--- start Material for this exercise ---
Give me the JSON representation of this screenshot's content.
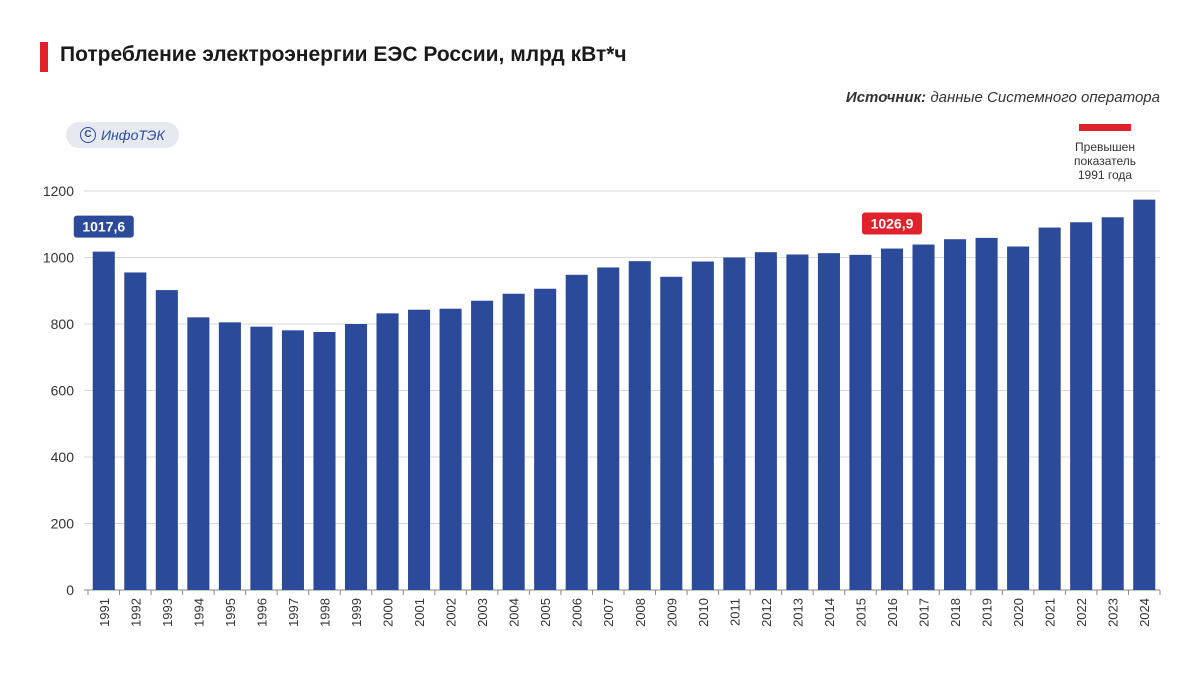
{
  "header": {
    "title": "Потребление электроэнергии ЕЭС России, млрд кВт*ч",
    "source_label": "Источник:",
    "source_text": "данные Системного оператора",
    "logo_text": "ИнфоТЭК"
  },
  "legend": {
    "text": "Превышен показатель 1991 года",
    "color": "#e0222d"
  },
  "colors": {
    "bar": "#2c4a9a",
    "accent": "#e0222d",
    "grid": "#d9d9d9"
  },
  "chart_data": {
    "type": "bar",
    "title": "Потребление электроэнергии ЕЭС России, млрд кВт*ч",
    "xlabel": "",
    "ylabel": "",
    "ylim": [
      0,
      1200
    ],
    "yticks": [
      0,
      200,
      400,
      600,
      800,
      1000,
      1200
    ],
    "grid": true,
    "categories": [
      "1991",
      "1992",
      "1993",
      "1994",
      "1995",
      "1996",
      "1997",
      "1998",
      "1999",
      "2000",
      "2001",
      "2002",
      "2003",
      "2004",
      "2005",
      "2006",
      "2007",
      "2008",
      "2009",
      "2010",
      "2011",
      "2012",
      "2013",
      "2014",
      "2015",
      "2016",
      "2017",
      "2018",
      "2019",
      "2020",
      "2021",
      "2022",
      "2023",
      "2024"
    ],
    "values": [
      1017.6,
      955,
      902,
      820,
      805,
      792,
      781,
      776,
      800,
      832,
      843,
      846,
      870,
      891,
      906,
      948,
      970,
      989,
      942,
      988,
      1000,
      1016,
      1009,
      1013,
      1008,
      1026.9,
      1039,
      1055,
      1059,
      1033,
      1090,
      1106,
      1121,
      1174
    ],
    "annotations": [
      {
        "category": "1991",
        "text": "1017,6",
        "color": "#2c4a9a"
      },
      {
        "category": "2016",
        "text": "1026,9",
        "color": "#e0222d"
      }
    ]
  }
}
--- end Material for this exercise ---
Reproduce the material above in full and without alteration, but skip all pictures.

Give me the JSON representation of this screenshot's content.
{
  "header": {
    "title": "Потребление электроэнергии ЕЭС России, млрд кВт*ч",
    "source_label": "Источник:",
    "source_text": "данные Системного оператора",
    "logo_text": "ИнфоТЭК"
  },
  "legend": {
    "text": "Превышен показатель 1991 года",
    "color": "#e0222d"
  },
  "colors": {
    "bar": "#2c4a9a",
    "accent": "#e0222d",
    "grid": "#d9d9d9"
  },
  "chart_data": {
    "type": "bar",
    "title": "Потребление электроэнергии ЕЭС России, млрд кВт*ч",
    "xlabel": "",
    "ylabel": "",
    "ylim": [
      0,
      1200
    ],
    "yticks": [
      0,
      200,
      400,
      600,
      800,
      1000,
      1200
    ],
    "grid": true,
    "categories": [
      "1991",
      "1992",
      "1993",
      "1994",
      "1995",
      "1996",
      "1997",
      "1998",
      "1999",
      "2000",
      "2001",
      "2002",
      "2003",
      "2004",
      "2005",
      "2006",
      "2007",
      "2008",
      "2009",
      "2010",
      "2011",
      "2012",
      "2013",
      "2014",
      "2015",
      "2016",
      "2017",
      "2018",
      "2019",
      "2020",
      "2021",
      "2022",
      "2023",
      "2024"
    ],
    "values": [
      1017.6,
      955,
      902,
      820,
      805,
      792,
      781,
      776,
      800,
      832,
      843,
      846,
      870,
      891,
      906,
      948,
      970,
      989,
      942,
      988,
      1000,
      1016,
      1009,
      1013,
      1008,
      1026.9,
      1039,
      1055,
      1059,
      1033,
      1090,
      1106,
      1121,
      1174
    ],
    "annotations": [
      {
        "category": "1991",
        "text": "1017,6",
        "color": "#2c4a9a"
      },
      {
        "category": "2016",
        "text": "1026,9",
        "color": "#e0222d"
      }
    ]
  }
}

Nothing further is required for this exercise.